[EXTRACTED MATERIAL]
========================
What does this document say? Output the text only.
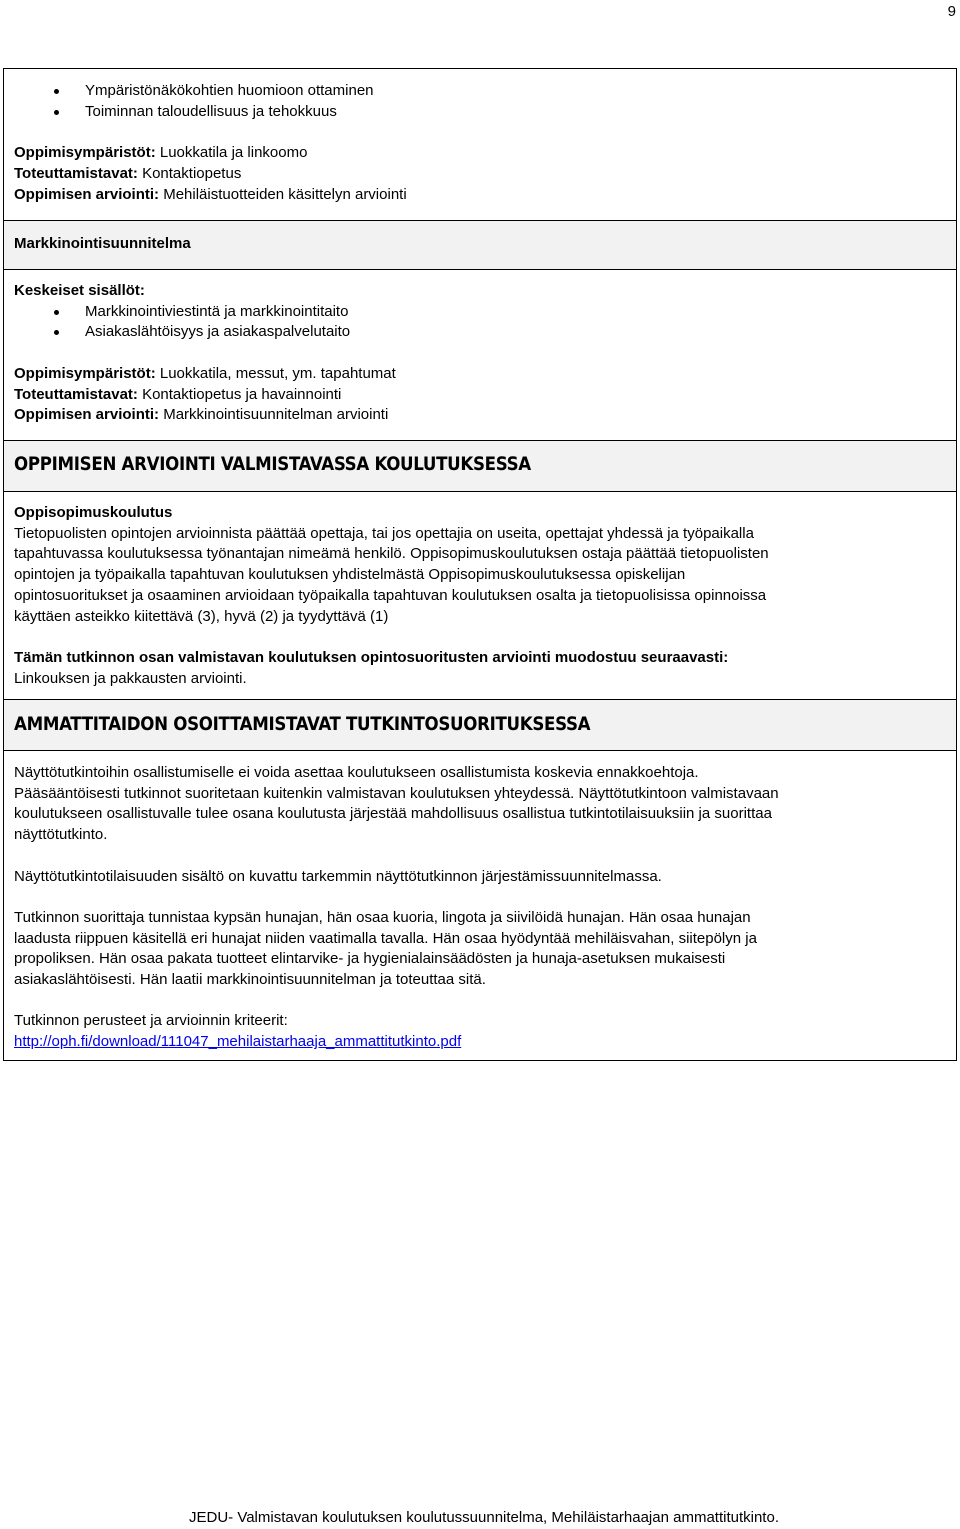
9
Ympäristönäkökohtien huomioon ottaminen
Toiminnan taloudellisuus ja tehokkuus
Oppimisympäristöt: Luokkatila ja linkoomo
Toteuttamistavat: Kontaktiopetus
Oppimisen arviointi: Mehiläistuotteiden käsittelyn arviointi
Markkinointisuunnitelma
Keskeiset sisällöt:
Markkinointiviestintä ja markkinointitaito
Asiakaslähtöisyys ja asiakaspalvelutaito
Oppimisympäristöt: Luokkatila, messut, ym. tapahtumat
Toteuttamistavat: Kontaktiopetus ja havainnointi
Oppimisen arviointi: Markkinointisuunnitelman arviointi
OPPIMISEN ARVIOINTI VALMISTAVASSA KOULUTUKSESSA
Oppisopimuskoulutus
Tietopuolisten opintojen arvioinnista päättää opettaja, tai jos opettajia on useita, opettajat yhdessä ja työpaikalla
tapahtuvassa koulutuksessa työnantajan nimeämä henkilö. Oppisopimuskoulutuksen ostaja päättää tietopuolisten
opintojen ja työpaikalla tapahtuvan koulutuksen yhdistelmästä Oppisopimuskoulutuksessa opiskelijan
opintosuoritukset ja osaaminen arvioidaan työpaikalla tapahtuvan koulutuksen osalta ja tietopuolisissa opinnoissa
käyttäen asteikko kiitettävä (3), hyvä (2) ja tyydyttävä (1)
Tämän tutkinnon osan valmistavan koulutuksen opintosuoritusten arviointi muodostuu seuraavasti:
Linkouksen ja pakkausten arviointi.
AMMATTITAIDON OSOITTAMISTAVAT TUTKINTOSUORITUKSESSA
Näyttötutkintoihin osallistumiselle ei voida asettaa koulutukseen osallistumista koskevia ennakkoehtoja.
Pääsääntöisesti tutkinnot suoritetaan kuitenkin valmistavan koulutuksen yhteydessä. Näyttötutkintoon valmistavaan
koulutukseen osallistuvalle tulee osana koulutusta järjestää mahdollisuus osallistua tutkintotilaisuuksiin ja suorittaa
näyttötutkinto.
Näyttötutkintotilaisuuden sisältö on kuvattu tarkemmin näyttötutkinnon järjestämissuunnitelmassa.
Tutkinnon suorittaja tunnistaa kypsän hunajan, hän osaa kuoria, lingota ja siivilöidä hunajan. Hän osaa hunajan
laadusta riippuen käsitellä eri hunajat niiden vaatimalla tavalla. Hän osaa hyödyntää mehiläisvahan, siitepölyn ja
propoliksen. Hän osaa pakata tuotteet elintarvike- ja hygienialainsäädösten ja hunaja-asetuksen mukaisesti
asiakaslähtöisesti. Hän laatii markkinointisuunnitelman ja toteuttaa sitä.
Tutkinnon perusteet ja arvioinnin kriteerit:
http://oph.fi/download/111047_mehilaistarhaaja_ammattitutkinto.pdf
JEDU- Valmistavan koulutuksen koulutussuunnitelma, Mehiläistarhaajan ammattitutkinto.
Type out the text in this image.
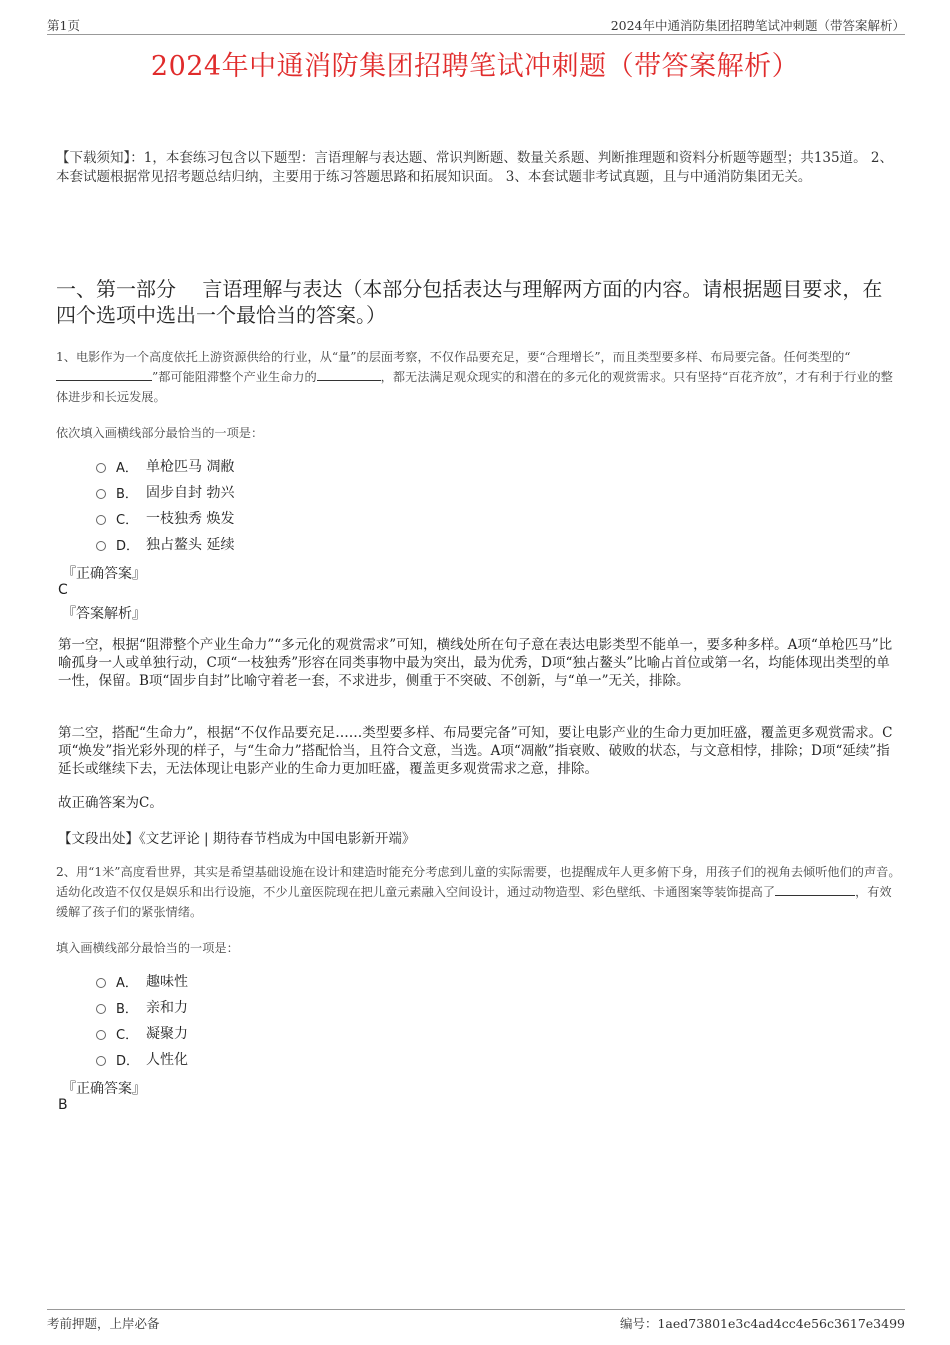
第1页	2024年中通消防集团招聘笔试冲刺题（带答案解析）
2024年中通消防集团招聘笔试冲刺题（带答案解析）
【下载须知】：1，本套练习包含以下题型：言语理解与表达题、常识判断题、数量关系题、判断推理题和资料分析题等题型；共135道。 2、本套试题根据常见招考题总结归纳，主要用于练习答题思路和拓展知识面。 3、本套试题非考试真题，且与中通消防集团无关。
一、第一部分　 言语理解与表达（本部分包括表达与理解两方面的内容。请根据题目要求，在四个选项中选出一个最恰当的答案。）
1、电影作为一个高度依托上游资源供给的行业，从“量”的层面考察，不仅作品要充足，要“合理增长”，而且类型要多样、布局要完备。任何类型的“”都可能阻滞整个产业生命力的	，都无法满足观众现实的和潜在的多元化的观赏需求。只有坚持“百花齐放”，才有利于行业的整体进步和长远发展。
依次填入画横线部分最恰当的一项是：
A． 单枪匹马 凋敝
B． 固步自封 勃兴
C． 一枝独秀 焕发
D． 独占鳌头 延续
『正确答案』
C
『答案解析』
第一空，根据“阻滞整个产业生命力”“多元化的观赏需求”可知，横线处所在句子意在表达电影类型不能单一，要多种多样。A项“单枪匹马”比喻孤身一人或单独行动，C项“一枝独秀”形容在同类事物中最为突出，最为优秀，D项“独占鳌头”比喻占首位或第一名，均能体现出类型的单一性，保留。B项“固步自封”比喻守着老一套，不求进步，侧重于不突破、不创新，与“单一”无关，排除。
第二空，搭配“生命力”，根据“不仅作品要充足……类型要多样、布局要完备”可知，要让电影产业的生命力更加旺盛，覆盖更多观赏需求。C项“焕发”指光彩外现的样子，与“生命力”搭配恰当，且符合文意，当选。A项“凋敝”指衰败、破败的状态，与文意相悖，排除；D项“延续”指延长或继续下去，无法体现让电影产业的生命力更加旺盛，覆盖更多观赏需求之意，排除。
故正确答案为C。
【文段出处】《文艺评论 | 期待春节档成为中国电影新开端》
2、用“1米”高度看世界，其实是希望基础设施在设计和建造时能充分考虑到儿童的实际需要，也提醒成年人更多俯下身，用孩子们的视角去倾听他们的声音。适幼化改造不仅仅是娱乐和出行设施，不少儿童医院现在把儿童元素融入空间设计，通过动物造型、彩色壁纸、卡通图案等装饰提高了	，有效缓解了孩子们的紧张情绪。
填入画横线部分最恰当的一项是：
A． 趣味性
B． 亲和力
C． 凝聚力
D． 人性化
『正确答案』
B
考前押题，上岸必备	编号：1aed73801e3c4ad4cc4e56c3617e3499
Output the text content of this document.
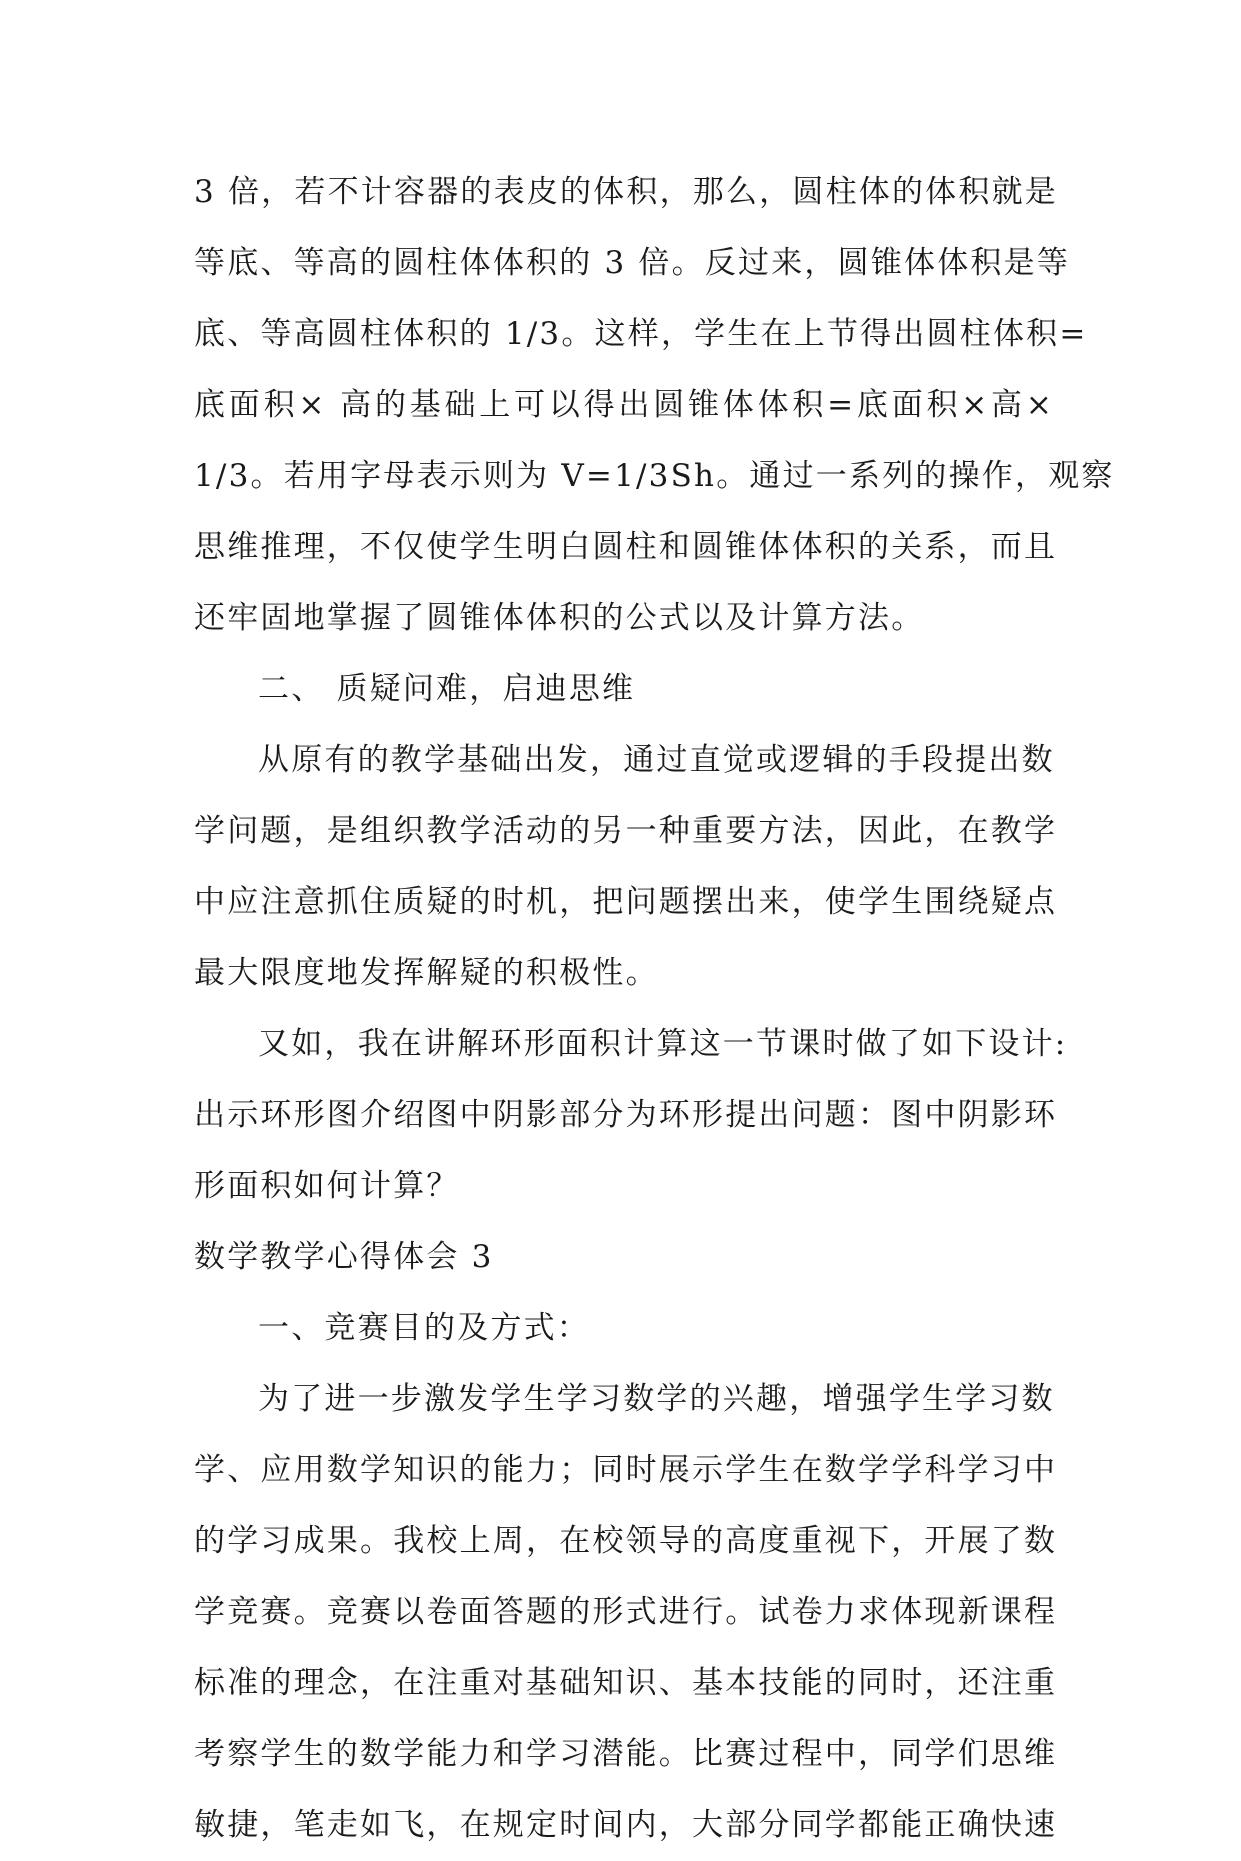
3 倍，若不计容器的表皮的体积，那么，圆柱体的体积就是
等底、等高的圆柱体体积的 3 倍。反过来，圆锥体体积是等
底、等高圆柱体积的 1/3。这样，学生在上节得出圆柱体积=
底面积× 高的基础上可以得出圆锥体体积=底面积×高×
1/3。若用字母表示则为 V=1/3Sh。通过一系列的操作，观察
思维推理，不仅使学生明白圆柱和圆锥体体积的关系，而且
还牢固地掌握了圆锥体体积的公式以及计算方法。
二、 质疑问难，启迪思维
从原有的教学基础出发，通过直觉或逻辑的手段提出数
学问题，是组织教学活动的另一种重要方法，因此，在教学
中应注意抓住质疑的时机，把问题摆出来，使学生围绕疑点
最大限度地发挥解疑的积极性。
又如，我在讲解环形面积计算这一节课时做了如下设计:
出示环形图介绍图中阴影部分为环形提出问题：图中阴影环
形面积如何计算？
数学教学心得体会 3
一、竞赛目的及方式：
为了进一步激发学生学习数学的兴趣，增强学生学习数
学、应用数学知识的能力；同时展示学生在数学学科学习中
的学习成果。我校上周，在校领导的高度重视下，开展了数
学竞赛。竞赛以卷面答题的形式进行。试卷力求体现新课程
标准的理念，在注重对基础知识、基本技能的同时，还注重
考察学生的数学能力和学习潜能。比赛过程中，同学们思维
敏捷，笔走如飞，在规定时间内，大部分同学都能正确快速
========================
[YOUR INSTRUCTIONS] Count the lines of the material that include the word "Kontaktiopetus", then state only the total.

[RESPONSE BELOW] 2